◆ Written instruction ◆
Please give the listing again in its entirety, exactly as written.

◆ Given data ◆
- - - - - - -

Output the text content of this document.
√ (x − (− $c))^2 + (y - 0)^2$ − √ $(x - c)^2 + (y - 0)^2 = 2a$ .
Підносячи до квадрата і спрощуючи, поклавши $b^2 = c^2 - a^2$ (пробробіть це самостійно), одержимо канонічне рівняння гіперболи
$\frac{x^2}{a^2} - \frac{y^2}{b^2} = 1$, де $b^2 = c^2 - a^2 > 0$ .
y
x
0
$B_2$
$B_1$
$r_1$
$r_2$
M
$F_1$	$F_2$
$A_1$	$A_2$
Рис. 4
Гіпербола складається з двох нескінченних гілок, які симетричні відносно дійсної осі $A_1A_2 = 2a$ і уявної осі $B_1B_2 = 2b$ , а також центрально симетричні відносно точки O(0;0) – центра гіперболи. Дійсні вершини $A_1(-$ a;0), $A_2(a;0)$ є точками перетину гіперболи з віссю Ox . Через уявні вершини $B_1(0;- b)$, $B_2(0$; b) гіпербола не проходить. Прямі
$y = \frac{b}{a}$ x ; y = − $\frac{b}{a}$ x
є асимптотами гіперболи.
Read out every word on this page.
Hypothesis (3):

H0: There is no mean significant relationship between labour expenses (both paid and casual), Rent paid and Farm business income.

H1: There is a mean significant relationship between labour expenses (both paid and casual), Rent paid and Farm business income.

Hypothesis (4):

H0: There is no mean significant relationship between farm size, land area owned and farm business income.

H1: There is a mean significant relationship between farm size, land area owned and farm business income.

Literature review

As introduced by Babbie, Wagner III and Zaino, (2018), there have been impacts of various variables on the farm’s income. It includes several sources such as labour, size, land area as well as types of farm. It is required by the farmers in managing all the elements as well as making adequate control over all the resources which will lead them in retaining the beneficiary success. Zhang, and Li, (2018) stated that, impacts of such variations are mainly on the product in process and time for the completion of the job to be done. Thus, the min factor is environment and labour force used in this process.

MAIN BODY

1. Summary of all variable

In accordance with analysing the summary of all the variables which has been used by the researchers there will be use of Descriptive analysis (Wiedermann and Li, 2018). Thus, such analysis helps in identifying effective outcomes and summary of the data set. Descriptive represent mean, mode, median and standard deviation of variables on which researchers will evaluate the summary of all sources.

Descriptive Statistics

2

- - - - - - -

◆ Solution for this problem ◆
Output the text content of this document.
√ (x − (− $c))^2 + (y - 0)^2$ − √ $(x - c)^2 + (y - 0)^2 = 2a$ .
Підносячи до квадрата і спрощуючи, поклавши $b^2 = c^2 - a^2$ (пробробіть це самостійно), одержимо канонічне рівняння гіперболи
$\frac{x^2}{a^2} - \frac{y^2}{b^2} = 1$, де $b^2 = c^2 - a^2 > 0$ .
y
x
0
$B_2$
$B_1$
$r_1$
$r_2$
M
$F_1$	$F_2$
$A_1$	$A_2$
Рис. 4
Гіпербола складається з двох нескінченних гілок, які симетричні відносно дійсної осі $A_1A_2 = 2a$ і уявної осі $B_1B_2 = 2b$ , а також центрально симетричні відносно точки O(0;0) – центра гіперболи. Дійсні вершини $A_1(-$ a;0), $A_2(a;0)$ є точками перетину гіперболи з віссю Ox . Через уявні вершини $B_1(0;- b)$, $B_2(0$; b) гіпербола не проходить. Прямі
$y = \frac{b}{a}$ x ; y = − $\frac{b}{a}$ x
є асимптотами гіперболи.
Read out every word on this page.
Hypothesis (3):

H0: There is no mean significant relationship between labour expenses (both paid and casual), Rent paid and Farm business income.

H1: There is a mean significant relationship between labour expenses (both paid and casual), Rent paid and Farm business income.

Hypothesis (4):

H0: There is no mean significant relationship between farm size, land area owned and farm business income.

H1: There is a mean significant relationship between farm size, land area owned and farm business income.

Literature review

As introduced by Babbie, Wagner III and Zaino, (2018), there have been impacts of various variables on the farm’s income. It includes several sources such as labour, size, land area as well as types of farm. It is required by the farmers in managing all the elements as well as making adequate control over all the resources which will lead them in retaining the beneficiary success. Zhang, and Li, (2018) stated that, impacts of such variations are mainly on the product in process and time for the completion of the job to be done. Thus, the min factor is environment and labour force used in this process.

MAIN BODY

1. Summary of all variable

In accordance with analysing the summary of all the variables which has been used by the researchers there will be use of Descriptive analysis (Wiedermann and Li, 2018). Thus, such analysis helps in identifying effective outcomes and summary of the data set. Descriptive represent mean, mode, median and standard deviation of variables on which researchers will evaluate the summary of all sources.

Descriptive Statistics

2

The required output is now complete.